Exercise details ▸ Find the lines holding the string "Человек" in the data, then copy all of them.

Provided records ▸
+===+

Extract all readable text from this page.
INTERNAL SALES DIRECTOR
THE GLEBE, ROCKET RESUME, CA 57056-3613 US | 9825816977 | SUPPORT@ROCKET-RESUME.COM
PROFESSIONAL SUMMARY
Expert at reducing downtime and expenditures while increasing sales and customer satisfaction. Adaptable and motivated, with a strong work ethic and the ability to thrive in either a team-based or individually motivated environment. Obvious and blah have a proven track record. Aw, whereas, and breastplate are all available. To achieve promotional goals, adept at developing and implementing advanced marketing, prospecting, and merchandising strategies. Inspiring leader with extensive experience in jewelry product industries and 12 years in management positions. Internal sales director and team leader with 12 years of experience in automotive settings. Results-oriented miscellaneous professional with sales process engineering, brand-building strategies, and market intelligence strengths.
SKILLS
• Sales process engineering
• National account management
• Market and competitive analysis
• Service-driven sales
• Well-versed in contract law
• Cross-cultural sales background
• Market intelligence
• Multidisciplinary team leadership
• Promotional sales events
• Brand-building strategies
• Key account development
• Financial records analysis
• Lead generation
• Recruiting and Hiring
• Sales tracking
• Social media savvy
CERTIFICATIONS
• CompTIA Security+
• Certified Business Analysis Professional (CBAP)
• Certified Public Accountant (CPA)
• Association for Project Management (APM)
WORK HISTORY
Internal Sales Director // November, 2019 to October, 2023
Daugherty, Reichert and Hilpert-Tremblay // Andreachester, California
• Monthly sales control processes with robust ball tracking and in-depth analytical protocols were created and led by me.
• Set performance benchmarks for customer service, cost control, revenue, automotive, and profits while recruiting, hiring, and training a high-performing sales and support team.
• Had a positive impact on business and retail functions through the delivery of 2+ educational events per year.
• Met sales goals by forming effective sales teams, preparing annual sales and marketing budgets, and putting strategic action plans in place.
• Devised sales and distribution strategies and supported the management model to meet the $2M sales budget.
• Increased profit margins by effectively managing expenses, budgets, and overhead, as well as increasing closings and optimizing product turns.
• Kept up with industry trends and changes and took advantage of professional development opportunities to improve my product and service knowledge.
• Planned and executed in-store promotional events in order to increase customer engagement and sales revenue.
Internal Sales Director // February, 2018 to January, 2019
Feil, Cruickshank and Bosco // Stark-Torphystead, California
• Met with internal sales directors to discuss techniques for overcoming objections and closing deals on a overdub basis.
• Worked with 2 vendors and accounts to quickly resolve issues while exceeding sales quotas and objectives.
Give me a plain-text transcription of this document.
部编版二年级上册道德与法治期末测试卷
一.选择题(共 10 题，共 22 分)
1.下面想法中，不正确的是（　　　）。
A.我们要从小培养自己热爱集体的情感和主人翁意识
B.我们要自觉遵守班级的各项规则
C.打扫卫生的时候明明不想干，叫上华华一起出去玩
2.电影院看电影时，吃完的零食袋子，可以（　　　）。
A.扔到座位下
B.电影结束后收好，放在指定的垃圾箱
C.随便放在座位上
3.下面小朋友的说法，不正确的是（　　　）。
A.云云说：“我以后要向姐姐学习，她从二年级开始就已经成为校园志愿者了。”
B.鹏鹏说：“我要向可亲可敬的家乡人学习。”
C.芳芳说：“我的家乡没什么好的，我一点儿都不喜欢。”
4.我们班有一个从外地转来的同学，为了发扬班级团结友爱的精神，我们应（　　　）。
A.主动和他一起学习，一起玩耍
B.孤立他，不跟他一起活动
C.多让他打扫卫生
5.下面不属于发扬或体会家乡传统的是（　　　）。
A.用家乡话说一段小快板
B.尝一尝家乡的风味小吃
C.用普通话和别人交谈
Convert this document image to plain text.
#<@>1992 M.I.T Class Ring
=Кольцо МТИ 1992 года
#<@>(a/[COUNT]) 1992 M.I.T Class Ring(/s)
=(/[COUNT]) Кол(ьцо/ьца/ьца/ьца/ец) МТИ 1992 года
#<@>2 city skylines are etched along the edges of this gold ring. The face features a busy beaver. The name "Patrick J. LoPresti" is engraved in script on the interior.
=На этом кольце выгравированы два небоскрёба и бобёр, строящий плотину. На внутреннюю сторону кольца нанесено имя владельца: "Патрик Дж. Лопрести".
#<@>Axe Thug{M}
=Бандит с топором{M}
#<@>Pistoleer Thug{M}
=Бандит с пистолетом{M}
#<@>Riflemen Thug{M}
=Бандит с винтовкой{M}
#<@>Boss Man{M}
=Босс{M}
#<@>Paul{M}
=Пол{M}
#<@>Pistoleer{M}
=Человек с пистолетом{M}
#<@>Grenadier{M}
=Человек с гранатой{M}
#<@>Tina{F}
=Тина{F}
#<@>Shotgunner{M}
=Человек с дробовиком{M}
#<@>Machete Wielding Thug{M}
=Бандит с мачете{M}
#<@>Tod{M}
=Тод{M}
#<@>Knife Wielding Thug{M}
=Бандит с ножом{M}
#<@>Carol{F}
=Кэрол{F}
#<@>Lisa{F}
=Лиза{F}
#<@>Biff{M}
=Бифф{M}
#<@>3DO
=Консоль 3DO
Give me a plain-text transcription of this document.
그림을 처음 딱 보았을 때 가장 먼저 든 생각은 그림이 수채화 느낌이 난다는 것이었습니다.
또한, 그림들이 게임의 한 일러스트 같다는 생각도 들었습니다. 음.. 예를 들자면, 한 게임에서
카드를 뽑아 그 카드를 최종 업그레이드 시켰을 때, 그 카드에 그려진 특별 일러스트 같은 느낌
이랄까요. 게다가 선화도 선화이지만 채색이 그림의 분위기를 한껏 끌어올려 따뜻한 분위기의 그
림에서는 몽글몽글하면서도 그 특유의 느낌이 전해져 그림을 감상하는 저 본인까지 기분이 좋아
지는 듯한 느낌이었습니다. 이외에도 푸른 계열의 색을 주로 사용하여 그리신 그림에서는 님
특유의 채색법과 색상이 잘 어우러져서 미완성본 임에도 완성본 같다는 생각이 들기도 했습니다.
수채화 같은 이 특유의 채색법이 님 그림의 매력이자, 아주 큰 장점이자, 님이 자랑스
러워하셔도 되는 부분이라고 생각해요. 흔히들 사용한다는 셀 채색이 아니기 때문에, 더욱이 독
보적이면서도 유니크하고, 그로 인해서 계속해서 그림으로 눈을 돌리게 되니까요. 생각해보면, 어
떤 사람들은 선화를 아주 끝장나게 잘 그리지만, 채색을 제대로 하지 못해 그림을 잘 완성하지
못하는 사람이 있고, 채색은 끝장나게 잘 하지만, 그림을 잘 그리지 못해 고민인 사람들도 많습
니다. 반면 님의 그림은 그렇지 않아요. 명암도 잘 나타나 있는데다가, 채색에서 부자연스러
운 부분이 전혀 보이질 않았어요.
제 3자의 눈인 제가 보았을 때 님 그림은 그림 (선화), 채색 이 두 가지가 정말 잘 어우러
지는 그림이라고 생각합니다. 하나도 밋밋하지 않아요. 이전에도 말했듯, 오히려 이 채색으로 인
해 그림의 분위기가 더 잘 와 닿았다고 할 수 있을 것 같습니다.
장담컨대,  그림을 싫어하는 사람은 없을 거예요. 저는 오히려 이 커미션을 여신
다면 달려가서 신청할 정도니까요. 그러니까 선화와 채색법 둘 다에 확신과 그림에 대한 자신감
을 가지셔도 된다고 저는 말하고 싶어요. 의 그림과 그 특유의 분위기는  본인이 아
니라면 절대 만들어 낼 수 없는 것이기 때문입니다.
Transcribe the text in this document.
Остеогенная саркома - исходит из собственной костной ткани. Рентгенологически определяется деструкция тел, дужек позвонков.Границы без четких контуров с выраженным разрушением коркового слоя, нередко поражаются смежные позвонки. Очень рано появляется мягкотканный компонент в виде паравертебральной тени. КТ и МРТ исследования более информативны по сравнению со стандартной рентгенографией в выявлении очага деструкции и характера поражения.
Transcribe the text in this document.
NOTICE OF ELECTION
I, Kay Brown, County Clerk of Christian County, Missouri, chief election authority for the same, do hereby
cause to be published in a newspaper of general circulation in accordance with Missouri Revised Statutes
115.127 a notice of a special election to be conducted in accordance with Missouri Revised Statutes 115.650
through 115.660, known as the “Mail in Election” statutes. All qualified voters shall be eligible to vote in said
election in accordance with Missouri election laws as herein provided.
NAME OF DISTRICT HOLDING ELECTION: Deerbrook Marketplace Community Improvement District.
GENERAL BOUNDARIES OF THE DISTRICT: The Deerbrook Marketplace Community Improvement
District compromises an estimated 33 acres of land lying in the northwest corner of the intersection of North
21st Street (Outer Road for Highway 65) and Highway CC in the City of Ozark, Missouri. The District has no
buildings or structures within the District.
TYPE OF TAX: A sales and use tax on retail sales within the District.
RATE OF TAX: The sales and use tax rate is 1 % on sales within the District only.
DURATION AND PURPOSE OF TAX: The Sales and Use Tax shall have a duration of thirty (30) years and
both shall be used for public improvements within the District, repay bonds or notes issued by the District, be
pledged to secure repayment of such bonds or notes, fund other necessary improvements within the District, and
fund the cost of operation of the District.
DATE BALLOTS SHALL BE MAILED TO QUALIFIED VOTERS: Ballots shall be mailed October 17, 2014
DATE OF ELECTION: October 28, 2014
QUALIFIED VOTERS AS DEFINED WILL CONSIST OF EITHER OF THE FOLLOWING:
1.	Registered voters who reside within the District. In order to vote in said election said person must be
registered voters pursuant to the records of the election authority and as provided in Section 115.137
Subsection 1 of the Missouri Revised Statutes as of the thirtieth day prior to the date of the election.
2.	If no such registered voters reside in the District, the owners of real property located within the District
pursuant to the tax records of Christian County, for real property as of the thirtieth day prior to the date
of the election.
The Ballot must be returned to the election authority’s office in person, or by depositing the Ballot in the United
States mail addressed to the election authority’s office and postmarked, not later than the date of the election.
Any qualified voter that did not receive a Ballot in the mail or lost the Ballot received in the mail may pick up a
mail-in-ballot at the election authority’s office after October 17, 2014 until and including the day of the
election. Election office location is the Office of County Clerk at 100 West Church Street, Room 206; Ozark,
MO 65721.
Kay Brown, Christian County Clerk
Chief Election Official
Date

+===+

Solution for this problem ▸
=Человек с пистолетом{M}
=Человек с гранатой{M}
=Человек с дробовиком{M}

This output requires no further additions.